**REQUIRED TASK**
Output every line below exactly.

**DATASET EXTRACT**
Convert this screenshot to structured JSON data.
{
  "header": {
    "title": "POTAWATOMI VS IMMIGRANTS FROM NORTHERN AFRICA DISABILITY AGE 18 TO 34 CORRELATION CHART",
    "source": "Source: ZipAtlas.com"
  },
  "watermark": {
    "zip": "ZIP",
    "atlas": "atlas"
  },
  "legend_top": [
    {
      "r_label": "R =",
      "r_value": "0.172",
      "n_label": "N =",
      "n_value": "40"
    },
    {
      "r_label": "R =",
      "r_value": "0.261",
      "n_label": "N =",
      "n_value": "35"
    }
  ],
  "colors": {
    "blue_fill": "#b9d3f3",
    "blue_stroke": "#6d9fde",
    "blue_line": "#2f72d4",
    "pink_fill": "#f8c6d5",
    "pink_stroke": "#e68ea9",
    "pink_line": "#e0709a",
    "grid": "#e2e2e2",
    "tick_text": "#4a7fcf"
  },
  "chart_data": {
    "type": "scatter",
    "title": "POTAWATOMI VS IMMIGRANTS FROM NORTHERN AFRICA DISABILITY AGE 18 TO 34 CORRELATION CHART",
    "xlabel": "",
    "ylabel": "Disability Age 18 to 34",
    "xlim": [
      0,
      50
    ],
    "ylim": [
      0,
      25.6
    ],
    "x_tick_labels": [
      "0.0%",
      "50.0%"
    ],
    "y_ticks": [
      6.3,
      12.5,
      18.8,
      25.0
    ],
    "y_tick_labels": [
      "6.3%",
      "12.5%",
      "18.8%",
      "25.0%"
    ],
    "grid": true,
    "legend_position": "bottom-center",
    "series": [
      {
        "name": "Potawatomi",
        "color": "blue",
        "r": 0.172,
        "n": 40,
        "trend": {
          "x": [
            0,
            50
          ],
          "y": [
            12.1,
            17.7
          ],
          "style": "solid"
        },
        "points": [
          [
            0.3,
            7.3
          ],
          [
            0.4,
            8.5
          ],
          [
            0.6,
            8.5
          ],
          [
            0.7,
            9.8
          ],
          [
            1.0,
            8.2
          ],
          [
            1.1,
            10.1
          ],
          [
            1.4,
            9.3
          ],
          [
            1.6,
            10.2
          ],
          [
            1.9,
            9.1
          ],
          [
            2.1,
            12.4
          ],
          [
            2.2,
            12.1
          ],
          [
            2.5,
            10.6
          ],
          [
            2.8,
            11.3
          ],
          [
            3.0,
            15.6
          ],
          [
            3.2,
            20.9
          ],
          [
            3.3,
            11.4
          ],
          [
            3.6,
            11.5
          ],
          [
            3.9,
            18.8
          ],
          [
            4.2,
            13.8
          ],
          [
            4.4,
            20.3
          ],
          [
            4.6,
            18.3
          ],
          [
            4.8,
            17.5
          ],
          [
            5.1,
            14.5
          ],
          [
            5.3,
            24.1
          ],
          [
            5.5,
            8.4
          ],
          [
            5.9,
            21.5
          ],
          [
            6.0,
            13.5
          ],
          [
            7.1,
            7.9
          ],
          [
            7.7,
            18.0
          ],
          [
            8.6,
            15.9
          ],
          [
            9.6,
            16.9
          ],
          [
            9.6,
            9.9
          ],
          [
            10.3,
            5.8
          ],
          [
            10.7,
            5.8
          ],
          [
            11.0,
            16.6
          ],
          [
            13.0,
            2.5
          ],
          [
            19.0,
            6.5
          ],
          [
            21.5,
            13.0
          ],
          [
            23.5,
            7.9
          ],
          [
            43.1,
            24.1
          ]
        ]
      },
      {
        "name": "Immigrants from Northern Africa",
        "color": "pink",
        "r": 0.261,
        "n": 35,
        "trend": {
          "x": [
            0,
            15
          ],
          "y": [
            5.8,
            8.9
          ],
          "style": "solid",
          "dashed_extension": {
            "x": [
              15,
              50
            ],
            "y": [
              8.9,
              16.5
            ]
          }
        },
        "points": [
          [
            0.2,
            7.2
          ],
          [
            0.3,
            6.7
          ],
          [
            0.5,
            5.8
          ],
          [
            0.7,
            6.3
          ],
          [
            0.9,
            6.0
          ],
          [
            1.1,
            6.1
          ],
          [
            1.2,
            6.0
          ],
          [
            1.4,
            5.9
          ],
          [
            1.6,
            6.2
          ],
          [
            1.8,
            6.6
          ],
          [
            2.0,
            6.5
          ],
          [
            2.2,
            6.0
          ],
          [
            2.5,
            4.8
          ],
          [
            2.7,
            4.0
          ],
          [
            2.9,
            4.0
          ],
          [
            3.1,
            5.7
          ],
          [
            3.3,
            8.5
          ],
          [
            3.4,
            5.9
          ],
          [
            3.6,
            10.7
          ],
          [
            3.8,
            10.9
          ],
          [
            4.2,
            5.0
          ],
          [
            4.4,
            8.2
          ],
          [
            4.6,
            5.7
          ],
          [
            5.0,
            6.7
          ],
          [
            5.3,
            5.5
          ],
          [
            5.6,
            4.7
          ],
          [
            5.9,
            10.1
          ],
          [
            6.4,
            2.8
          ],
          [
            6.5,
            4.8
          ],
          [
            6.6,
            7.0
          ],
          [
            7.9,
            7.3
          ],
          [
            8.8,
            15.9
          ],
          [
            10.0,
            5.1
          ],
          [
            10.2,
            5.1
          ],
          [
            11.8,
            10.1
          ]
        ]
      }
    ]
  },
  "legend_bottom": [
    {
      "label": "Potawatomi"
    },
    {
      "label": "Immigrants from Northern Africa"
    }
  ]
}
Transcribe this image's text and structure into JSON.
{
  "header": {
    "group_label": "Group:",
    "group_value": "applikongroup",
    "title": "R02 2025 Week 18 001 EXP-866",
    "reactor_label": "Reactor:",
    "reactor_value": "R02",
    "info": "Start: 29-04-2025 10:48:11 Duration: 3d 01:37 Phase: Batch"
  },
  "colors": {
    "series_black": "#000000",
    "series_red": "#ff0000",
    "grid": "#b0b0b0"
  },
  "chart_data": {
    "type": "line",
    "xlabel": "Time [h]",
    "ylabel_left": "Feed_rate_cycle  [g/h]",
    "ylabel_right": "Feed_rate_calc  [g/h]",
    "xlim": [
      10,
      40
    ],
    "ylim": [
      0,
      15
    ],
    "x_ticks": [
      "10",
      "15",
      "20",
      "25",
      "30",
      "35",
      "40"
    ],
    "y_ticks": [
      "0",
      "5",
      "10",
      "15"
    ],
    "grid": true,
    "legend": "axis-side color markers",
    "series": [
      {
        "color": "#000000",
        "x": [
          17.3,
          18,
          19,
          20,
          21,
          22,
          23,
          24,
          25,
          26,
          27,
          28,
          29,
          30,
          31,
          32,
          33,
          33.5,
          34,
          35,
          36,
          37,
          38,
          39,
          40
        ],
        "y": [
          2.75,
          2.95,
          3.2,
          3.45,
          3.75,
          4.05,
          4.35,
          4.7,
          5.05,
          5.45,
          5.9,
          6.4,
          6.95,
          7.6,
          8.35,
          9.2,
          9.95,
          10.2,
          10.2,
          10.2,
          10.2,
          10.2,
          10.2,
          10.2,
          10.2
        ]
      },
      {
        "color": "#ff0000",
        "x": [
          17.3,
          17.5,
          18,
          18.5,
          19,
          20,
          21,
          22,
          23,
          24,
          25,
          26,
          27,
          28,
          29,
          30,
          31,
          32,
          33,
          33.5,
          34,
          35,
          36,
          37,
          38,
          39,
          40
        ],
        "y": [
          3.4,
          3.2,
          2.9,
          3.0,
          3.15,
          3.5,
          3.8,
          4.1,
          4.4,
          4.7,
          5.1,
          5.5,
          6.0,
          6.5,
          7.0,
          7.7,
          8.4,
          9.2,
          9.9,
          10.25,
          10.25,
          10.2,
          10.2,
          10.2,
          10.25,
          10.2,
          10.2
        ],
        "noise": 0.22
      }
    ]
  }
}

**SOLUTION FOR THIS EXERCISE**
Convert this screenshot to structured JSON data.
{
  "header": {
    "title": "POTAWATOMI VS IMMIGRANTS FROM NORTHERN AFRICA DISABILITY AGE 18 TO 34 CORRELATION CHART",
    "source": "Source: ZipAtlas.com"
  },
  "watermark": {
    "zip": "ZIP",
    "atlas": "atlas"
  },
  "legend_top": [
    {
      "r_label": "R =",
      "r_value": "0.172",
      "n_label": "N =",
      "n_value": "40"
    },
    {
      "r_label": "R =",
      "r_value": "0.261",
      "n_label": "N =",
      "n_value": "35"
    }
  ],
  "colors": {
    "blue_fill": "#b9d3f3",
    "blue_stroke": "#6d9fde",
    "blue_line": "#2f72d4",
    "pink_fill": "#f8c6d5",
    "pink_stroke": "#e68ea9",
    "pink_line": "#e0709a",
    "grid": "#e2e2e2",
    "tick_text": "#4a7fcf"
  },
  "chart_data": {
    "type": "scatter",
    "title": "POTAWATOMI VS IMMIGRANTS FROM NORTHERN AFRICA DISABILITY AGE 18 TO 34 CORRELATION CHART",
    "xlabel": "",
    "ylabel": "Disability Age 18 to 34",
    "xlim": [
      0,
      50
    ],
    "ylim": [
      0,
      25.6
    ],
    "x_tick_labels": [
      "0.0%",
      "50.0%"
    ],
    "y_ticks": [
      6.3,
      12.5,
      18.8,
      25.0
    ],
    "y_tick_labels": [
      "6.3%",
      "12.5%",
      "18.8%",
      "25.0%"
    ],
    "grid": true,
    "legend_position": "bottom-center",
    "series": [
      {
        "name": "Potawatomi",
        "color": "blue",
        "r": 0.172,
        "n": 40,
        "trend": {
          "x": [
            0,
            50
          ],
          "y": [
            12.1,
            17.7
          ],
          "style": "solid"
        },
        "points": [
          [
            0.3,
            7.3
          ],
          [
            0.4,
            8.5
          ],
          [
            0.6,
            8.5
          ],
          [
            0.7,
            9.8
          ],
          [
            1.0,
            8.2
          ],
          [
            1.1,
            10.1
          ],
          [
            1.4,
            9.3
          ],
          [
            1.6,
            10.2
          ],
          [
            1.9,
            9.1
          ],
          [
            2.1,
            12.4
          ],
          [
            2.2,
            12.1
          ],
          [
            2.5,
            10.6
          ],
          [
            2.8,
            11.3
          ],
          [
            3.0,
            15.6
          ],
          [
            3.2,
            20.9
          ],
          [
            3.3,
            11.4
          ],
          [
            3.6,
            11.5
          ],
          [
            3.9,
            18.8
          ],
          [
            4.2,
            13.8
          ],
          [
            4.4,
            20.3
          ],
          [
            4.6,
            18.3
          ],
          [
            4.8,
            17.5
          ],
          [
            5.1,
            14.5
          ],
          [
            5.3,
            24.1
          ],
          [
            5.5,
            8.4
          ],
          [
            5.9,
            21.5
          ],
          [
            6.0,
            13.5
          ],
          [
            7.1,
            7.9
          ],
          [
            7.7,
            18.0
          ],
          [
            8.6,
            15.9
          ],
          [
            9.6,
            16.9
          ],
          [
            9.6,
            9.9
          ],
          [
            10.3,
            5.8
          ],
          [
            10.7,
            5.8
          ],
          [
            11.0,
            16.6
          ],
          [
            13.0,
            2.5
          ],
          [
            19.0,
            6.5
          ],
          [
            21.5,
            13.0
          ],
          [
            23.5,
            7.9
          ],
          [
            43.1,
            24.1
          ]
        ]
      },
      {
        "name": "Immigrants from Northern Africa",
        "color": "pink",
        "r": 0.261,
        "n": 35,
        "trend": {
          "x": [
            0,
            15
          ],
          "y": [
            5.8,
            8.9
          ],
          "style": "solid",
          "dashed_extension": {
            "x": [
              15,
              50
            ],
            "y": [
              8.9,
              16.5
            ]
          }
        },
        "points": [
          [
            0.2,
            7.2
          ],
          [
            0.3,
            6.7
          ],
          [
            0.5,
            5.8
          ],
          [
            0.7,
            6.3
          ],
          [
            0.9,
            6.0
          ],
          [
            1.1,
            6.1
          ],
          [
            1.2,
            6.0
          ],
          [
            1.4,
            5.9
          ],
          [
            1.6,
            6.2
          ],
          [
            1.8,
            6.6
          ],
          [
            2.0,
            6.5
          ],
          [
            2.2,
            6.0
          ],
          [
            2.5,
            4.8
          ],
          [
            2.7,
            4.0
          ],
          [
            2.9,
            4.0
          ],
          [
            3.1,
            5.7
          ],
          [
            3.3,
            8.5
          ],
          [
            3.4,
            5.9
          ],
          [
            3.6,
            10.7
          ],
          [
            3.8,
            10.9
          ],
          [
            4.2,
            5.0
          ],
          [
            4.4,
            8.2
          ],
          [
            4.6,
            5.7
          ],
          [
            5.0,
            6.7
          ],
          [
            5.3,
            5.5
          ],
          [
            5.6,
            4.7
          ],
          [
            5.9,
            10.1
          ],
          [
            6.4,
            2.8
          ],
          [
            6.5,
            4.8
          ],
          [
            6.6,
            7.0
          ],
          [
            7.9,
            7.3
          ],
          [
            8.8,
            15.9
          ],
          [
            10.0,
            5.1
          ],
          [
            10.2,
            5.1
          ],
          [
            11.8,
            10.1
          ]
        ]
      }
    ]
  },
  "legend_bottom": [
    {
      "label": "Potawatomi"
    },
    {
      "label": "Immigrants from Northern Africa"
    }
  ]
}
Transcribe this image's text and structure into JSON.
{
  "header": {
    "group_label": "Group:",
    "group_value": "applikongroup",
    "title": "R02 2025 Week 18 001 EXP-866",
    "reactor_label": "Reactor:",
    "reactor_value": "R02",
    "info": "Start: 29-04-2025 10:48:11 Duration: 3d 01:37 Phase: Batch"
  },
  "colors": {
    "series_black": "#000000",
    "series_red": "#ff0000",
    "grid": "#b0b0b0"
  },
  "chart_data": {
    "type": "line",
    "xlabel": "Time [h]",
    "ylabel_left": "Feed_rate_cycle  [g/h]",
    "ylabel_right": "Feed_rate_calc  [g/h]",
    "xlim": [
      10,
      40
    ],
    "ylim": [
      0,
      15
    ],
    "x_ticks": [
      "10",
      "15",
      "20",
      "25",
      "30",
      "35",
      "40"
    ],
    "y_ticks": [
      "0",
      "5",
      "10",
      "15"
    ],
    "grid": true,
    "legend": "axis-side color markers",
    "series": [
      {
        "color": "#000000",
        "x": [
          17.3,
          18,
          19,
          20,
          21,
          22,
          23,
          24,
          25,
          26,
          27,
          28,
          29,
          30,
          31,
          32,
          33,
          33.5,
          34,
          35,
          36,
          37,
          38,
          39,
          40
        ],
        "y": [
          2.75,
          2.95,
          3.2,
          3.45,
          3.75,
          4.05,
          4.35,
          4.7,
          5.05,
          5.45,
          5.9,
          6.4,
          6.95,
          7.6,
          8.35,
          9.2,
          9.95,
          10.2,
          10.2,
          10.2,
          10.2,
          10.2,
          10.2,
          10.2,
          10.2
        ]
      },
      {
        "color": "#ff0000",
        "x": [
          17.3,
          17.5,
          18,
          18.5,
          19,
          20,
          21,
          22,
          23,
          24,
          25,
          26,
          27,
          28,
          29,
          30,
          31,
          32,
          33,
          33.5,
          34,
          35,
          36,
          37,
          38,
          39,
          40
        ],
        "y": [
          3.4,
          3.2,
          2.9,
          3.0,
          3.15,
          3.5,
          3.8,
          4.1,
          4.4,
          4.7,
          5.1,
          5.5,
          6.0,
          6.5,
          7.0,
          7.7,
          8.4,
          9.2,
          9.9,
          10.25,
          10.25,
          10.2,
          10.2,
          10.2,
          10.25,
          10.2,
          10.2
        ],
        "noise": 0.22
      }
    ]
  }
}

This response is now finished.